__Task statement__.
Find the word "دستگاه" in the records below. List each line containing it.

-- BEGIN Data rows --

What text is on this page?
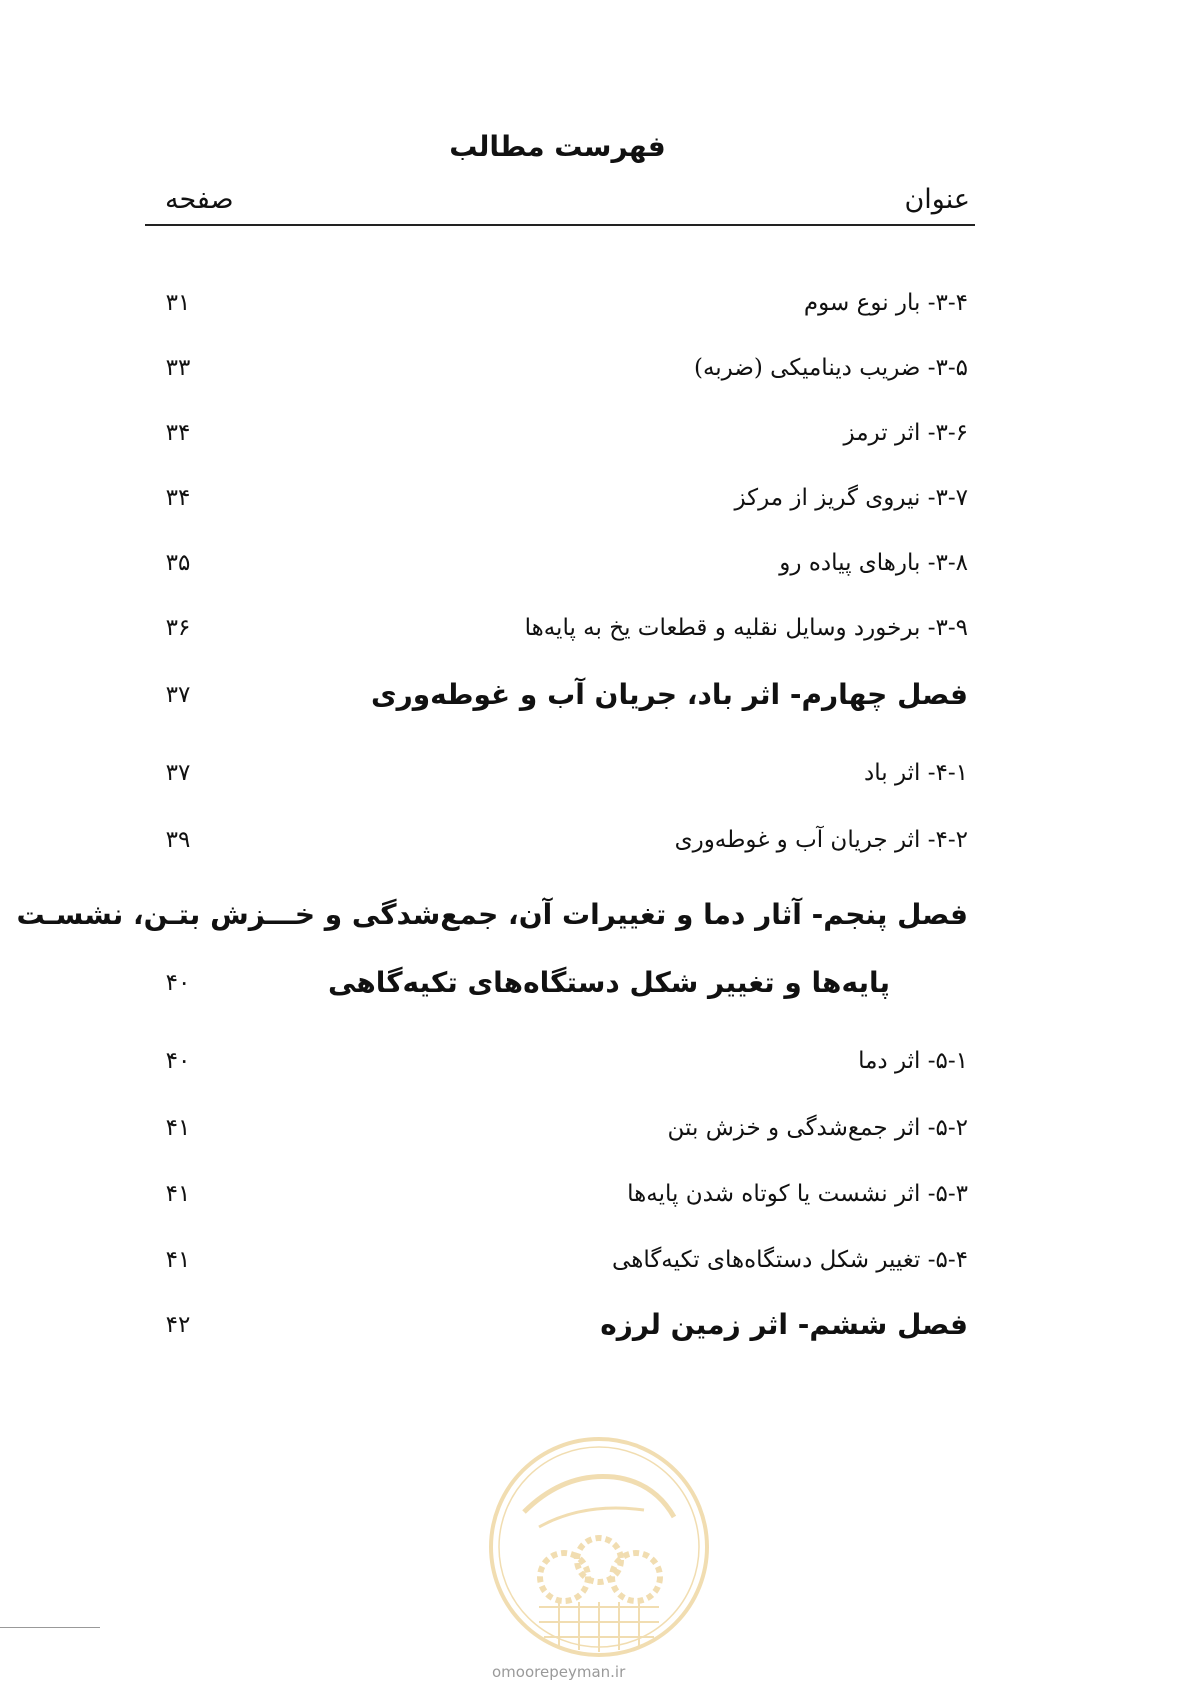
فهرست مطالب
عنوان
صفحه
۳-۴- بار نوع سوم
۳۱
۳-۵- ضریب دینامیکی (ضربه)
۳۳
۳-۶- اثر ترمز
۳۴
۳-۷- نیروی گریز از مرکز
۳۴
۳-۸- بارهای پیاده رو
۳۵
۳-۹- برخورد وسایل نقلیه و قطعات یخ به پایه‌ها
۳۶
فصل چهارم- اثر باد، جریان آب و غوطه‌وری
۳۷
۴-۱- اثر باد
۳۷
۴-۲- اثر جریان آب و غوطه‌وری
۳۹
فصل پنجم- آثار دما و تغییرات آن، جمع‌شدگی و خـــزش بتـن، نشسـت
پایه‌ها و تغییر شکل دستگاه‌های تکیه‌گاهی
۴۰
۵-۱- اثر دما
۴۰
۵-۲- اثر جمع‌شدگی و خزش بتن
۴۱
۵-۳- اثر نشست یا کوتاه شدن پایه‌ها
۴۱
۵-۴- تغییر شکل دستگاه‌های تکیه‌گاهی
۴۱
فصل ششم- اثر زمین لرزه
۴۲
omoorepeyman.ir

-- END Data rows --
-- BEGIN Data rows --

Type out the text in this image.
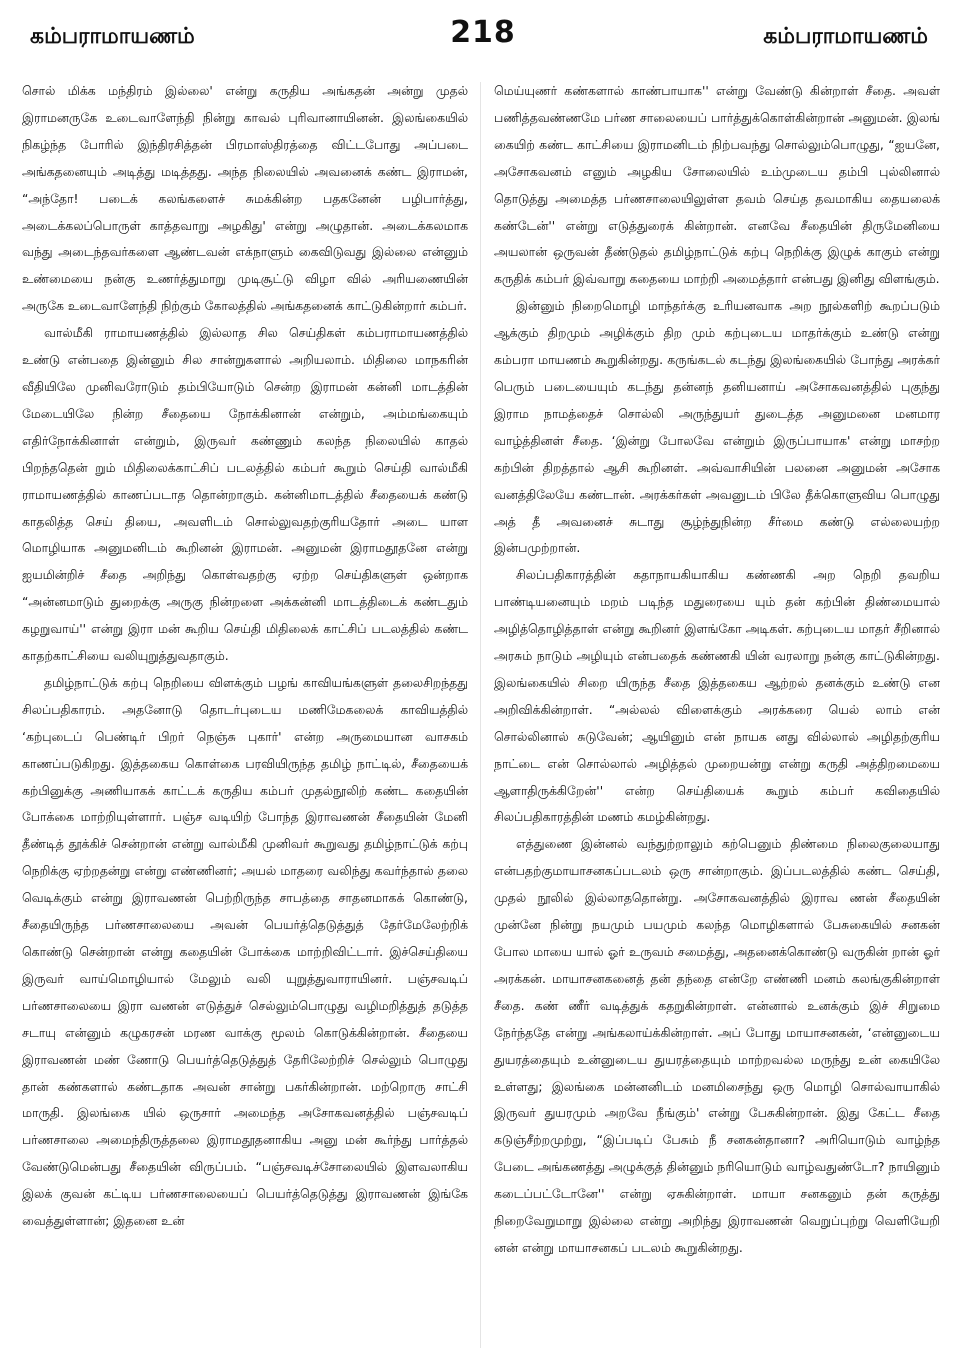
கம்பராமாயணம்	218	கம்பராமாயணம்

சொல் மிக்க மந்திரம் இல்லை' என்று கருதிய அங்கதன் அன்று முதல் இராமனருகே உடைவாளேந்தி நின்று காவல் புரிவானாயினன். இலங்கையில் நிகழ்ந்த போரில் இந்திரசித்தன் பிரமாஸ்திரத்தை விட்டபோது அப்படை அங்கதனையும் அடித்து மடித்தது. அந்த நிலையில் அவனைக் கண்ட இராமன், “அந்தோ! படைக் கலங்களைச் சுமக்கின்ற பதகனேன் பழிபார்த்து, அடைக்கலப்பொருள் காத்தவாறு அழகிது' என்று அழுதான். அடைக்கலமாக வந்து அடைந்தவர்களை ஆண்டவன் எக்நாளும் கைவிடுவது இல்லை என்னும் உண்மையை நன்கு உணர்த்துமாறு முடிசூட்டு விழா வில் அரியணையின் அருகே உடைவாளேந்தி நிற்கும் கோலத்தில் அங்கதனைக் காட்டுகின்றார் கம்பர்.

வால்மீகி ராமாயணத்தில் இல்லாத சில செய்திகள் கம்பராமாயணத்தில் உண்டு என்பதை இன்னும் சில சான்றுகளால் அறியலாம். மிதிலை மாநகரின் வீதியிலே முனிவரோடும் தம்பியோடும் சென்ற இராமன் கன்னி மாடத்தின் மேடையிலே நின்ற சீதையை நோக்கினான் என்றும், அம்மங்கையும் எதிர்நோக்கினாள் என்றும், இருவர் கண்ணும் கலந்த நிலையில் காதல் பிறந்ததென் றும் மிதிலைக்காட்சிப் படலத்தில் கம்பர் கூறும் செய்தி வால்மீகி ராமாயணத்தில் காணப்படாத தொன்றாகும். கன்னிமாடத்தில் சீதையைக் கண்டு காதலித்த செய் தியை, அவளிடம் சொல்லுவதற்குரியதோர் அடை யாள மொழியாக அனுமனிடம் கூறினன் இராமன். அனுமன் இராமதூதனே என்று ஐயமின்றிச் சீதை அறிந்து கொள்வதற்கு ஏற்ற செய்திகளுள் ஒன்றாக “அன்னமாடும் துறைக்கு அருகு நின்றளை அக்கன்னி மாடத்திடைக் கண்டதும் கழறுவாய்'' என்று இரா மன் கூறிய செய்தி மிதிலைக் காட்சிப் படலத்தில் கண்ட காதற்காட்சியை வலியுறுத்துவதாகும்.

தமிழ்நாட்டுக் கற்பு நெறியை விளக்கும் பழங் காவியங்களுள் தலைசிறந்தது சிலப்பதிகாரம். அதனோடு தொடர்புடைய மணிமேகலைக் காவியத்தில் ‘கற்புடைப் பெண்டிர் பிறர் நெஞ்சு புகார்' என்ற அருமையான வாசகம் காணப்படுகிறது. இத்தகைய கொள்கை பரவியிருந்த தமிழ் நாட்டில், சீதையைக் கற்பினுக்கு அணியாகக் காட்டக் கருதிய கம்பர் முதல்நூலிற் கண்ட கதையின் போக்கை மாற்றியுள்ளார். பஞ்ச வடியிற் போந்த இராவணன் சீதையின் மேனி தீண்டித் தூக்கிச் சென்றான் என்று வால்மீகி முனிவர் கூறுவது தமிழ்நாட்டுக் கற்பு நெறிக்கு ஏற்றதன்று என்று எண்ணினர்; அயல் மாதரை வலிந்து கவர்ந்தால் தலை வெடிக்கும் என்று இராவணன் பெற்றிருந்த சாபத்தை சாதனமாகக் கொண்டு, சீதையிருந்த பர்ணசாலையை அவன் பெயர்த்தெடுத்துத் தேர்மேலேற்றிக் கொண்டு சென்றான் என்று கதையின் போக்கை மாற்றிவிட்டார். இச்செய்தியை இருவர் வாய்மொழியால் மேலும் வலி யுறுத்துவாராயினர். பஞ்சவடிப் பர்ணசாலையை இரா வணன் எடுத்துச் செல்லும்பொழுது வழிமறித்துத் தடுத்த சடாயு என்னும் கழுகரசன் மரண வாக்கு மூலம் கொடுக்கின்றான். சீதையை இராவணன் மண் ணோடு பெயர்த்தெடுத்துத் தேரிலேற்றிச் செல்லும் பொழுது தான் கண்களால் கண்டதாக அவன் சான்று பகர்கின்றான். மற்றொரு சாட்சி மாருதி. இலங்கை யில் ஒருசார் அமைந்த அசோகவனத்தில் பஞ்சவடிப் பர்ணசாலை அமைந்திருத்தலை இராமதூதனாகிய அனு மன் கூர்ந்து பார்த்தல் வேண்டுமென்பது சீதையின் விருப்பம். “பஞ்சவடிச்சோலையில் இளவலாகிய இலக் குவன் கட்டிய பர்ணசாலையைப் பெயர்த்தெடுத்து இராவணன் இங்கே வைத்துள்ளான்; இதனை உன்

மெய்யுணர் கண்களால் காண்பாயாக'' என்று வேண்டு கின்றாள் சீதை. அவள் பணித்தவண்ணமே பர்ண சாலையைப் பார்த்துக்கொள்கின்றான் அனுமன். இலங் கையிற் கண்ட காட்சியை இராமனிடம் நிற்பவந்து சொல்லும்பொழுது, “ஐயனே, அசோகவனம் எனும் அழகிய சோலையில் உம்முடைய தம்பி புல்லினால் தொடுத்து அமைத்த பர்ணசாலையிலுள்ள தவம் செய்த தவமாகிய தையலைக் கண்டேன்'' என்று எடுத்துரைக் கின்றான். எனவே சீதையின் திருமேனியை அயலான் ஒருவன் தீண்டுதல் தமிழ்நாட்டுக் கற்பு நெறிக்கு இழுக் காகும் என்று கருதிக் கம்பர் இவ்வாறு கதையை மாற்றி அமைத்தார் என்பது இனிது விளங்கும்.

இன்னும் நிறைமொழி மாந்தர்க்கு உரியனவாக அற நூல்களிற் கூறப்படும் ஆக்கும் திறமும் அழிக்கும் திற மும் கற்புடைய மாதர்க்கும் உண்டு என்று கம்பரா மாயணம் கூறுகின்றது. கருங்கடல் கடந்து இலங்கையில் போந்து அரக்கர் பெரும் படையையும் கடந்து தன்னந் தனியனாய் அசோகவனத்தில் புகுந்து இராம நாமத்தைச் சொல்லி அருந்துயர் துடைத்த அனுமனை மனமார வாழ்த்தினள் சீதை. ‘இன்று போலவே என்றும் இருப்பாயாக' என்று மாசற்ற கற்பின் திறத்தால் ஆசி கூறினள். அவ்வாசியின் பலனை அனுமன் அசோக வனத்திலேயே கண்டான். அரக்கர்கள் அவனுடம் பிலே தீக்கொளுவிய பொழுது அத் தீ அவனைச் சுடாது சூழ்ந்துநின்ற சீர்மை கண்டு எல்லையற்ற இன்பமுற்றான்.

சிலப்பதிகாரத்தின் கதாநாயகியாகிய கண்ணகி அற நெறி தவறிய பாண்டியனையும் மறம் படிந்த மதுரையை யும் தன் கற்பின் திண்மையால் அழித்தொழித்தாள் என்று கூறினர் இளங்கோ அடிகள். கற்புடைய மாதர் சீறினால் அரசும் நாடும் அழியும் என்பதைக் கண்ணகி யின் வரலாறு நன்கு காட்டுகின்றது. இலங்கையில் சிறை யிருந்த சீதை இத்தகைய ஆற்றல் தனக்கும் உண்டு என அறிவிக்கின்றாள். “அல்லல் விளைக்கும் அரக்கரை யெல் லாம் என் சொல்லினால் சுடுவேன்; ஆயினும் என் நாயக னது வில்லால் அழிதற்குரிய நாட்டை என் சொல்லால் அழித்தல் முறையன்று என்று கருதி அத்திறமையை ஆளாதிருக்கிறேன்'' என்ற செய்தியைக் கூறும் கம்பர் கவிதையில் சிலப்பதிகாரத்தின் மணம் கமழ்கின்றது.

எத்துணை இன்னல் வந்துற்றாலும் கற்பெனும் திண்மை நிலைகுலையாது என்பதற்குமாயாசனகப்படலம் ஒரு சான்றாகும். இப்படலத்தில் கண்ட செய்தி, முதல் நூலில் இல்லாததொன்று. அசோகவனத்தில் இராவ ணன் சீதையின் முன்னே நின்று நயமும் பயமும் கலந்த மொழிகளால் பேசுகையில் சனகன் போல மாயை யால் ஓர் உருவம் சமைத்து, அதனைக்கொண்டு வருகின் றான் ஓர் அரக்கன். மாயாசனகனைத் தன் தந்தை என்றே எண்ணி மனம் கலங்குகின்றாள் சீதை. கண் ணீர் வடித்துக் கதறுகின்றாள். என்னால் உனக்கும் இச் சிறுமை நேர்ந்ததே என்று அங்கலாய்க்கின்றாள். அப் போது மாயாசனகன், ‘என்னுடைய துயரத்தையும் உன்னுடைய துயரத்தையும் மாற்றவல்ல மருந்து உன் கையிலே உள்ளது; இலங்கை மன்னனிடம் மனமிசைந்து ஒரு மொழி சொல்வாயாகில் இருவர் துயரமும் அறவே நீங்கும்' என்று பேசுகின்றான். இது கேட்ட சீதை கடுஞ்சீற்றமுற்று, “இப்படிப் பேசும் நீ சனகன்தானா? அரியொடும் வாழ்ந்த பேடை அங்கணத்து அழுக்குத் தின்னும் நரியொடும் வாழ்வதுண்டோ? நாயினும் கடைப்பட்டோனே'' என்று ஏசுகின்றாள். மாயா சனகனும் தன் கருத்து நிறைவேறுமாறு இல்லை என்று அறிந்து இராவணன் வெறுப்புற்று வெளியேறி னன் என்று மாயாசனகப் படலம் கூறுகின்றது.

-- END Data rows --

__Finished task__.
پایه‌ها و تغییر شکل دستگاه‌های تکیه‌گاهی
۵-۴- تغییر شکل دستگاه‌های تکیه‌گاهی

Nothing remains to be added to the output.